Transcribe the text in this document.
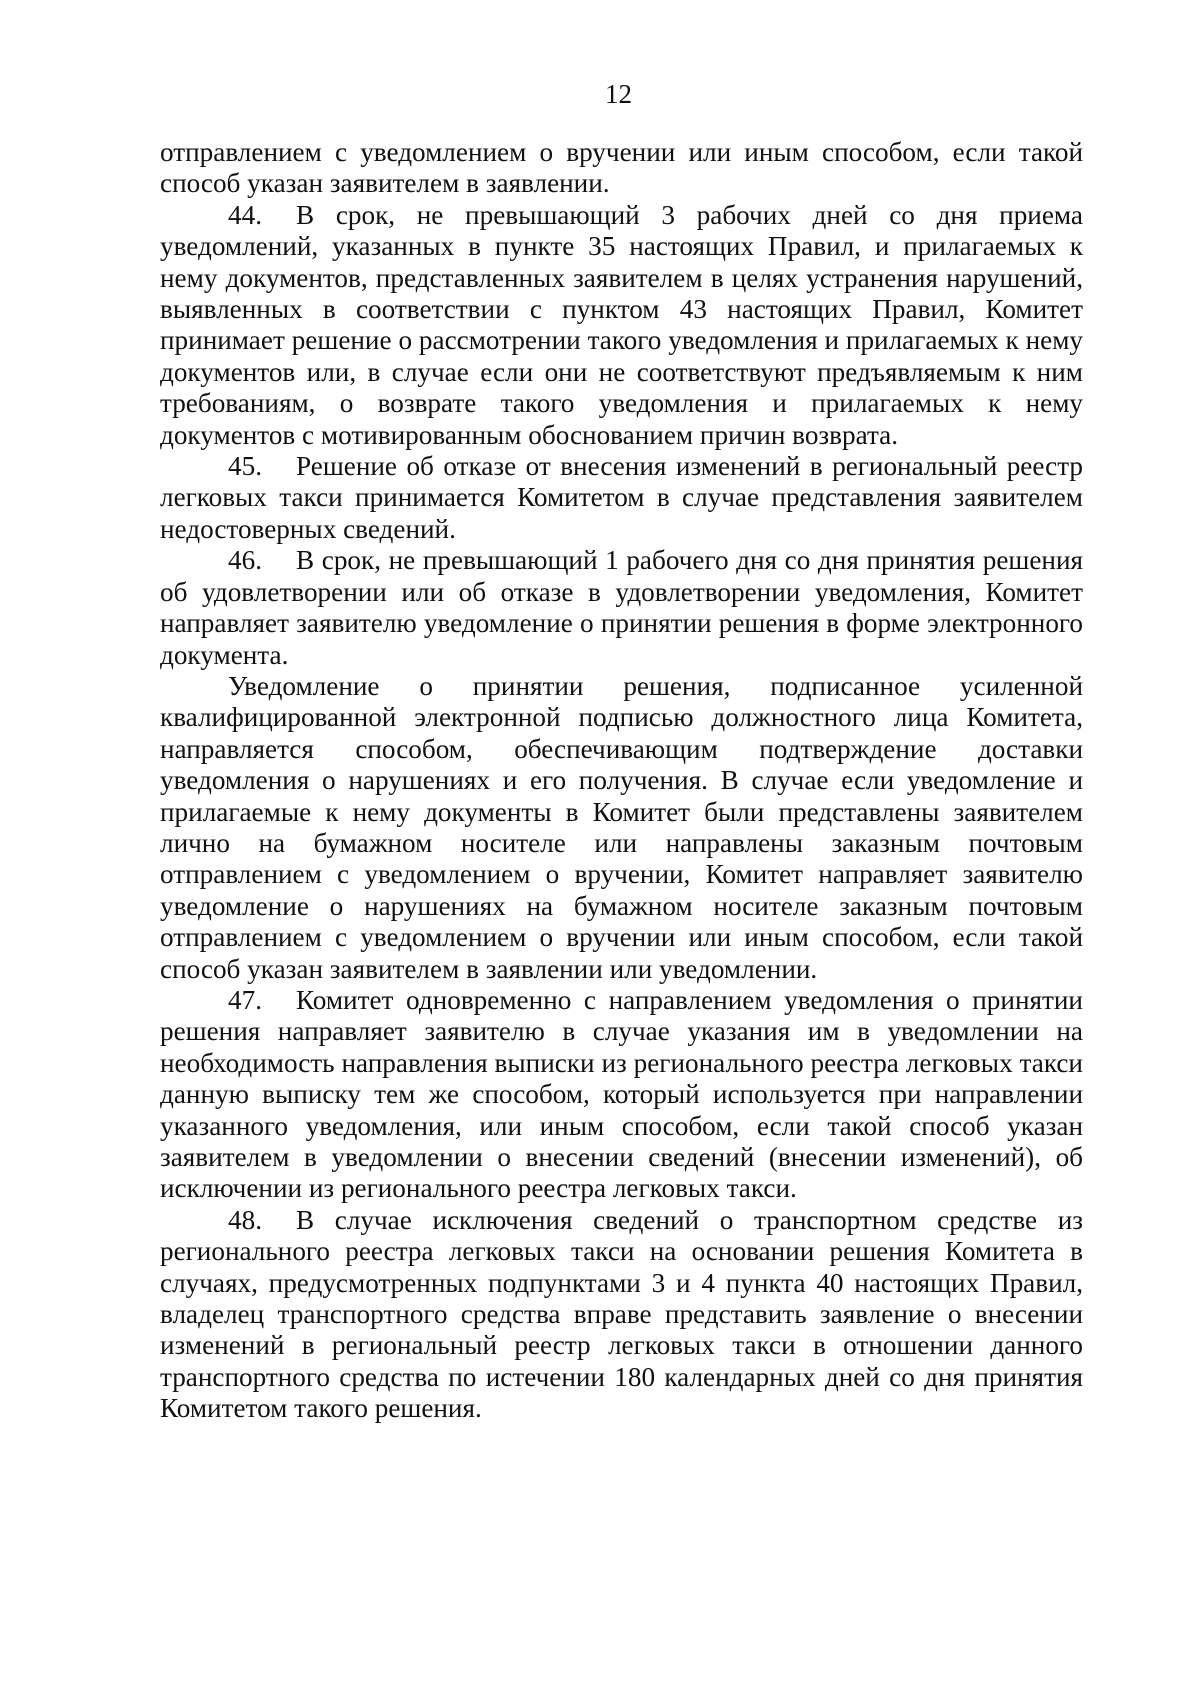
12

отправлением с уведомлением о вручении или иным способом, если такой способ указан заявителем в заявлении.

44. В срок, не превышающий 3 рабочих дней со дня приема уведомлений, указанных в пункте 35 настоящих Правил, и прилагаемых к нему документов, представленных заявителем в целях устранения нарушений, выявленных в соответствии с пунктом 43 настоящих Правил, Комитет принимает решение о рассмотрении такого уведомления и прилагаемых к нему документов или, в случае если они не соответствуют предъявляемым к ним требованиям, о возврате такого уведомления и прилагаемых к нему документов с мотивированным обоснованием причин возврата.

45. Решение об отказе от внесения изменений в региональный реестр легковых такси принимается Комитетом в случае представления заявителем недостоверных сведений.

46. В срок, не превышающий 1 рабочего дня со дня принятия решения об удовлетворении или об отказе в удовлетворении уведомления, Комитет направляет заявителю уведомление о принятии решения в форме электронного документа.

Уведомление о принятии решения, подписанное усиленной квалифицированной электронной подписью должностного лица Комитета, направляется способом, обеспечивающим подтверждение доставки уведомления о нарушениях и его получения. В случае если уведомление и прилагаемые к нему документы в Комитет были представлены заявителем лично на бумажном носителе или направлены заказным почтовым отправлением с уведомлением о вручении, Комитет направляет заявителю уведомление о нарушениях на бумажном носителе заказным почтовым отправлением с уведомлением о вручении или иным способом, если такой способ указан заявителем в заявлении или уведомлении.

47. Комитет одновременно с направлением уведомления о принятии решения направляет заявителю в случае указания им в уведомлении на необходимость направления выписки из регионального реестра легковых такси данную выписку тем же способом, который используется при направлении указанного уведомления, или иным способом, если такой способ указан заявителем в уведомлении о внесении сведений (внесении изменений), об исключении из регионального реестра легковых такси.

48. В случае исключения сведений о транспортном средстве из регионального реестра легковых такси на основании решения Комитета в случаях, предусмотренных подпунктами 3 и 4 пункта 40 настоящих Правил, владелец транспортного средства вправе представить заявление о внесении изменений в региональный реестр легковых такси в отношении данного транспортного средства по истечении 180 календарных дней со дня принятия Комитетом такого решения.
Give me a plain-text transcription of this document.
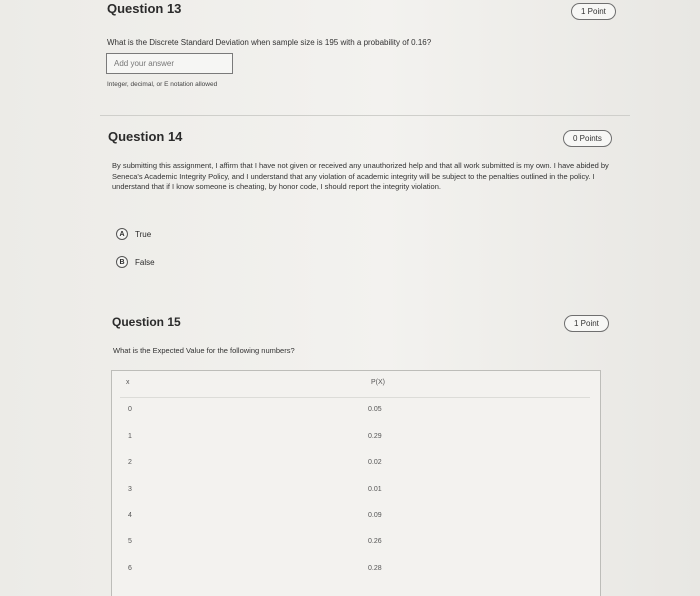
Question 13	1 Point
What is the Discrete Standard Deviation when sample size is 195 with a probability of 0.16?
Add your answer
Integer, decimal, or E notation allowed
Question 14	0 Points
By submitting this assignment, I affirm that I have not given or received any unauthorized help and that all work submitted is my own. I have abided by Seneca's Academic Integrity Policy, and I understand that any violation of academic integrity will be subject to the penalties outlined in the policy. I understand that if I know someone is cheating, by honor code, I should report the integrity violation.
A	True
B	False
Question 15	1 Point
What is the Expected Value for the following numbers?
x	P(X)
0	0.05
1	0.29
2	0.02
3	0.01
4	0.09
5	0.26
6	0.28
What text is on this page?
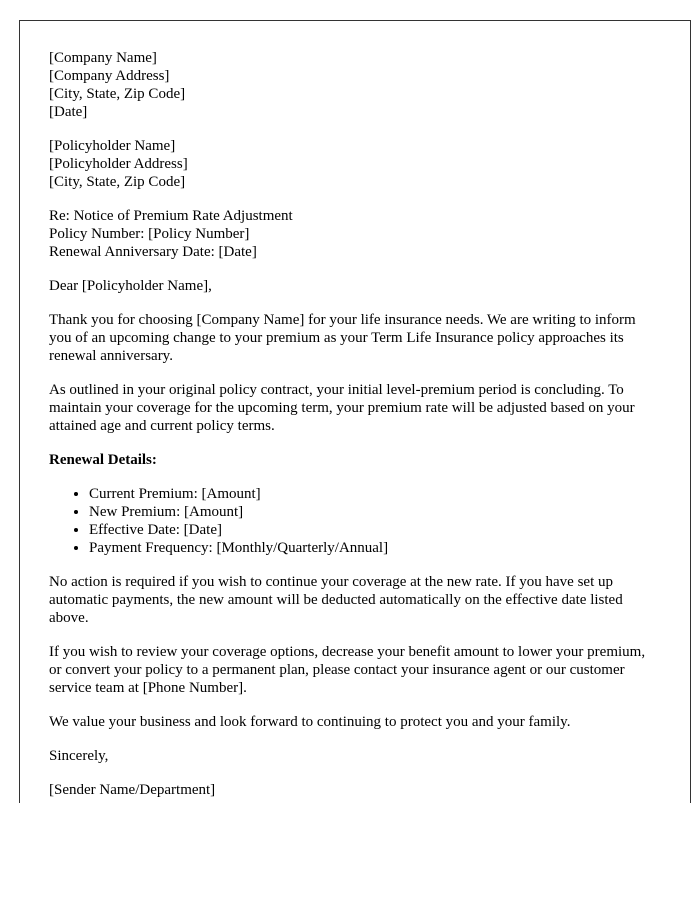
[Company Name]
[Company Address]
[City, State, Zip Code]
[Date]

[Policyholder Name]
[Policyholder Address]
[City, State, Zip Code]

Re: Notice of Premium Rate Adjustment
Policy Number: [Policy Number]
Renewal Anniversary Date: [Date]

Dear [Policyholder Name],

Thank you for choosing [Company Name] for your life insurance needs. We are writing to inform you of an upcoming change to your premium as your Term Life Insurance policy approaches its renewal anniversary.

As outlined in your original policy contract, your initial level-premium period is concluding. To maintain your coverage for the upcoming term, your premium rate will be adjusted based on your attained age and current policy terms.

Renewal Details:

• Current Premium: [Amount]
• New Premium: [Amount]
• Effective Date: [Date]
• Payment Frequency: [Monthly/Quarterly/Annual]

No action is required if you wish to continue your coverage at the new rate. If you have set up automatic payments, the new amount will be deducted automatically on the effective date listed above.

If you wish to review your coverage options, decrease your benefit amount to lower your premium, or convert your policy to a permanent plan, please contact your insurance agent or our customer service team at [Phone Number].

We value your business and look forward to continuing to protect you and your family.

Sincerely,

[Sender Name/Department]
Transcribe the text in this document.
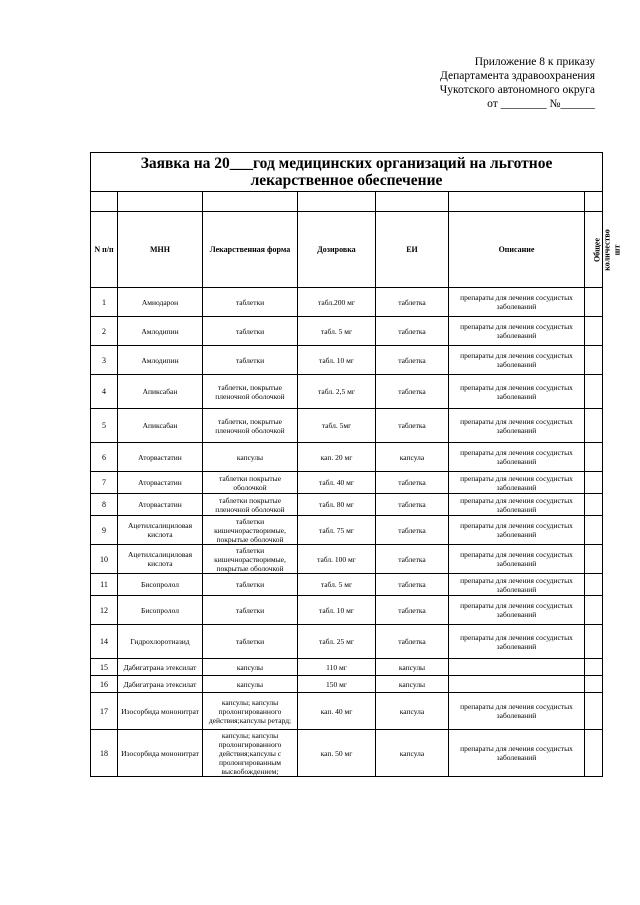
Приложение 8 к приказу
Департамента здравоохранения
Чукотского автономного округа
от ________ №______
Заявка на 20___год медицинских организаций на льготное лекарственное обеспечение						

N п/п	МНН	Лекарственная форма	Дозировка	ЕИ	Описание	Общее количество шт

1	Амиодарон	таблетки	табл.200 мг	таблетка	препараты для лечения сосудистых заболеваний	
2	Амлодипин	таблетки	табл. 5 мг	таблетка	препараты для лечения сосудистых заболеваний	
3	Амлодипин	таблетки	табл. 10 мг	таблетка	препараты для лечения сосудистых заболеваний	
4	Апиксабан	таблетки, покрытые пленочной оболочкой	табл. 2,5 мг	таблетка	препараты для лечения сосудистых заболеваний	
5	Апиксабан	таблетки, покрытые пленочной оболочкой	табл. 5мг	таблетка	препараты для лечения сосудистых заболеваний	
6	Аторвастатин	капсулы	кап. 20 мг	капсула	препараты для лечения сосудистых заболеваний	
7	Аторвастатин	таблетки покрытые оболочкой	табл. 40 мг	таблетка	препараты для лечения сосудистых заболеваний	
8	Аторвастатин	таблетки покрытые пленочной оболочкой	табл. 80 мг	таблетка	препараты для лечения сосудистых заболеваний	
9	Ацетилсалициловая кислота	таблетки кишечнорастворимые, покрытые оболочкой	табл. 75 мг	таблетка	препараты для лечения сосудистых заболеваний	
10	Ацетилсалициловая кислота	таблетки кишечнорастворимые, покрытые оболочкой	табл. 100 мг	таблетка	препараты для лечения сосудистых заболеваний	
11	Бисопролол	таблетки	табл. 5 мг	таблетка	препараты для лечения сосудистых заболеваний	
12	Бисопролол	таблетки	табл. 10 мг	таблетка	препараты для лечения сосудистых заболеваний	
14	Гидрохлоротиазид	таблетки	табл. 25 мг	таблетка	препараты для лечения сосудистых заболеваний	
15	Дабигатрана этексилат	капсулы	110 мг	капсулы		
16	Дабигатрана этексилат	капсулы	150 мг	капсулы		
17	Изосорбида мононитрат	капсулы; капсулы пролонгированного действия;капсулы ретард;	кап. 40 мг	капсула	препараты для лечения сосудистых заболеваний	
18	Изосорбида мононитрат	капсулы; капсулы пролонгированного действия;капсулы с пролонгированным высвобождением;	кап. 50 мг	капсула	препараты для лечения сосудистых заболеваний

════════

(Goal of the exercise): In the material above, find the lines that contain "мононитрат" and show them.

(Task result):
17	Изосорбида мононитрат	капсулы; капсулы пролонгированного действия;капсулы ретард;	кап. 40 мг	капсула	препараты для лечения сосудистых заболеваний	
18	Изосорбида мононитрат	капсулы; капсулы пролонгированного действия;капсулы с пролонгированным высвобождением;	кап. 50 мг	капсула	препараты для лечения сосудистых заболеваний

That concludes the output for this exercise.